═══ Source extract
For the record, I’m not a big fan of post automation. For example, the same welcome tweet to new followers or automated tweeting of new blog posts as soon as they are published seem a bit lazy and unimaginative (as well as quite obvious) to me. So it stands to reckon that I should not be a fan of IFTTT (if this, then that)—a glue service that can connect many different online services to create automated tasks or “recipes.”
But recipes don’t need to create publicly facing posts and its many of these functions that I find valuable. For example, one of the recipes I use is adding my Foursquare checkins to my Google Calendar. This reminder is helpful for when I’m journaling or when I’m having trouble remembering the name of that great place I went to last Thursday.
But whether you are for or against automated posting, IFTTT’s integration with Hootsuite earlier this month gives everyone something to cheer about. IFTTT had to shut down its Twitter integration on Sept. 20 in order to comply with Twitter’s new API rules. IFTTT fans were without a Twitter option until earlier this month when the company announced their integration with Hootsuite.
But this integration is actually an improvement on the Twitter integration because a) it gives you the ability to post to any of the networks Hootsuite supports including Twitter and b) it offers three levels of post customization.
So for those folks who don’t want to worry about composing a tweet every time a new post is published to their blog, they can create a recipe for those posts to be sent immediately.
For those people who want a little bit more control, you can choose to have Hootsuite create a new message with AutoSchedule. That means your post won’t be published immediately, but your posts will be automatically be scheduled at the optimal times for engagement according to Hootsuite’s algorithms.
And for folks who want the most control (like myself) you can choose to have Hootsuite create a draft message. This is handy if you want to edit the post content and schedule by hand. In other words, it’s another great tool in your curation arsenal.
I created a GoogleReader/Hootsuite recipe just for this purpose. It works like this: if I tag any article in my GoogleReader with ‘TWT’ then a draft tweet will be created for my personal twitter handle. I can then go back through my drafts and schedule/edit at my leisure.
Have you connected your Hootsuite account to IFTTT yet? What recipes will you build with this integration?
══════
__Work instructions__. The IFTTT and Hootsuite article describes three levels of post customization. List each option a recipe can give Hootsuite for handling a post. The material that follows has no connection to the text above.
═══ Data for review
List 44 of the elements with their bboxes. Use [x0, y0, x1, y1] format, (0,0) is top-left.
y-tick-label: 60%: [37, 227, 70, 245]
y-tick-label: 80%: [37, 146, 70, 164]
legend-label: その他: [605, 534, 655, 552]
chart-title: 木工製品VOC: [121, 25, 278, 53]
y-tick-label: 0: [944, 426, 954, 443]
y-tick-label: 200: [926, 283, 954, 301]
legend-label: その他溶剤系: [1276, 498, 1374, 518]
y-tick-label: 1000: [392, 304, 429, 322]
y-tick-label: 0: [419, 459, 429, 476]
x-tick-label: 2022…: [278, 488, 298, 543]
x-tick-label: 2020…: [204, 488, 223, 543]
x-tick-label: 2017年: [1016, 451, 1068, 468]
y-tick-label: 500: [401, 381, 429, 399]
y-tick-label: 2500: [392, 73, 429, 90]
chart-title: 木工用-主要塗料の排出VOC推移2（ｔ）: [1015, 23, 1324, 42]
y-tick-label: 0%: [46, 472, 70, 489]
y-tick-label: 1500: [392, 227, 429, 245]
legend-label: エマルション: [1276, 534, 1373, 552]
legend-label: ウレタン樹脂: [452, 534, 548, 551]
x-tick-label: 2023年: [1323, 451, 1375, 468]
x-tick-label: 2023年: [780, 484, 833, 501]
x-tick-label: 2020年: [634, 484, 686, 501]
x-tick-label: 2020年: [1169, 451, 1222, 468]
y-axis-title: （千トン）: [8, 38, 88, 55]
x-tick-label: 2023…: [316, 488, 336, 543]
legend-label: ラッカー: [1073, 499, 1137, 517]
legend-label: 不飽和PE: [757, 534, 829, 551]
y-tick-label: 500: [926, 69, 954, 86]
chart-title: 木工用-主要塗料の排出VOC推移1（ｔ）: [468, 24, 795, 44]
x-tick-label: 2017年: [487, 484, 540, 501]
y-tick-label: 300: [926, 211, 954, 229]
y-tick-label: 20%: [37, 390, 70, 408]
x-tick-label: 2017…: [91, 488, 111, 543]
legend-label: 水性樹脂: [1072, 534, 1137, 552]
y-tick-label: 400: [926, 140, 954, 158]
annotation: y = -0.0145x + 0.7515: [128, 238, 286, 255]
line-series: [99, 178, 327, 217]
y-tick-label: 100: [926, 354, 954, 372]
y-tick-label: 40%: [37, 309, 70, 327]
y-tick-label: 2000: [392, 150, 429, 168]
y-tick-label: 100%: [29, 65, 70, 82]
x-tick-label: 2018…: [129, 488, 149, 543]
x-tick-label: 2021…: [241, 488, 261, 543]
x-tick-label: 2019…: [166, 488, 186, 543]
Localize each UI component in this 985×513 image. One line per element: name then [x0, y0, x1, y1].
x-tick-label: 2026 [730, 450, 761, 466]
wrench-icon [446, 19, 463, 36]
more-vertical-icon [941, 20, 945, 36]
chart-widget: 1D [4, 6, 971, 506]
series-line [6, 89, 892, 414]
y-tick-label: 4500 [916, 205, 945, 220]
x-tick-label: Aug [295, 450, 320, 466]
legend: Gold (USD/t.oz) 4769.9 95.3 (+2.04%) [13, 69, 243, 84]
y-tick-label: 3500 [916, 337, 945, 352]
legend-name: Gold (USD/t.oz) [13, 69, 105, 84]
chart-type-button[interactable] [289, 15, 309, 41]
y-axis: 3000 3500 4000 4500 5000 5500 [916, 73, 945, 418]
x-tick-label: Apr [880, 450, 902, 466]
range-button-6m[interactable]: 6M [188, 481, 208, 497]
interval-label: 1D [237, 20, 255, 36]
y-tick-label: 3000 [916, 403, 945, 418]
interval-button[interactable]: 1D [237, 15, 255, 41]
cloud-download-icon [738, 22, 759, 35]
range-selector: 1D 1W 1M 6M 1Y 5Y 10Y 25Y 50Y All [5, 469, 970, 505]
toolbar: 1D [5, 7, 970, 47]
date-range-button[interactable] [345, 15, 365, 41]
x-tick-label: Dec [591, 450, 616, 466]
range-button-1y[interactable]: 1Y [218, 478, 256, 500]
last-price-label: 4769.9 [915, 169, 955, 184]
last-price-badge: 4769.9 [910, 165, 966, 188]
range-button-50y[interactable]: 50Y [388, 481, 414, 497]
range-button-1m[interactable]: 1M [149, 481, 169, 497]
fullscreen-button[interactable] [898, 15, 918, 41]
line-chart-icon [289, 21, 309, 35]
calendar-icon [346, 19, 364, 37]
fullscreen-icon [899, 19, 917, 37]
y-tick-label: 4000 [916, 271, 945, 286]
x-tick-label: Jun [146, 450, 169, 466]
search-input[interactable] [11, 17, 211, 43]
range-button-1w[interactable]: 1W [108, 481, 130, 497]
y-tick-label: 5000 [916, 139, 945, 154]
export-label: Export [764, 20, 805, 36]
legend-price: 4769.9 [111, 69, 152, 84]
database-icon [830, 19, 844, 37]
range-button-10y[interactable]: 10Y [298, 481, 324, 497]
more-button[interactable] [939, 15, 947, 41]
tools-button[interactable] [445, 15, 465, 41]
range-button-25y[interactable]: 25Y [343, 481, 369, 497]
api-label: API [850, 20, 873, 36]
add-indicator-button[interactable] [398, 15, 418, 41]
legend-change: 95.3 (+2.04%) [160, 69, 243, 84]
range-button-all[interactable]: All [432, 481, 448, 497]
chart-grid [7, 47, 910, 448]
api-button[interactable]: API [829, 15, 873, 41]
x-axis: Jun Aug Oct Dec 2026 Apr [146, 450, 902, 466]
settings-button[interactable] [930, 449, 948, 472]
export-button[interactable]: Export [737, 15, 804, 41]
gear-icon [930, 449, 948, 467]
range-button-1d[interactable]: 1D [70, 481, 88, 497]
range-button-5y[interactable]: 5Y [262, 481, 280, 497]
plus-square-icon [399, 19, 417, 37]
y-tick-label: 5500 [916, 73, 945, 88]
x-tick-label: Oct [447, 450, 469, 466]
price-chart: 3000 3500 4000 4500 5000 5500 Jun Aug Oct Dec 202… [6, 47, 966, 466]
══════
__Reply to the task__.
- Send the post immediately.
- Create a new message with AutoSchedule, which schedules the post for the best times for engagement according to Hootsuite's algorithms.
- Create a draft message that you can edit and schedule by hand.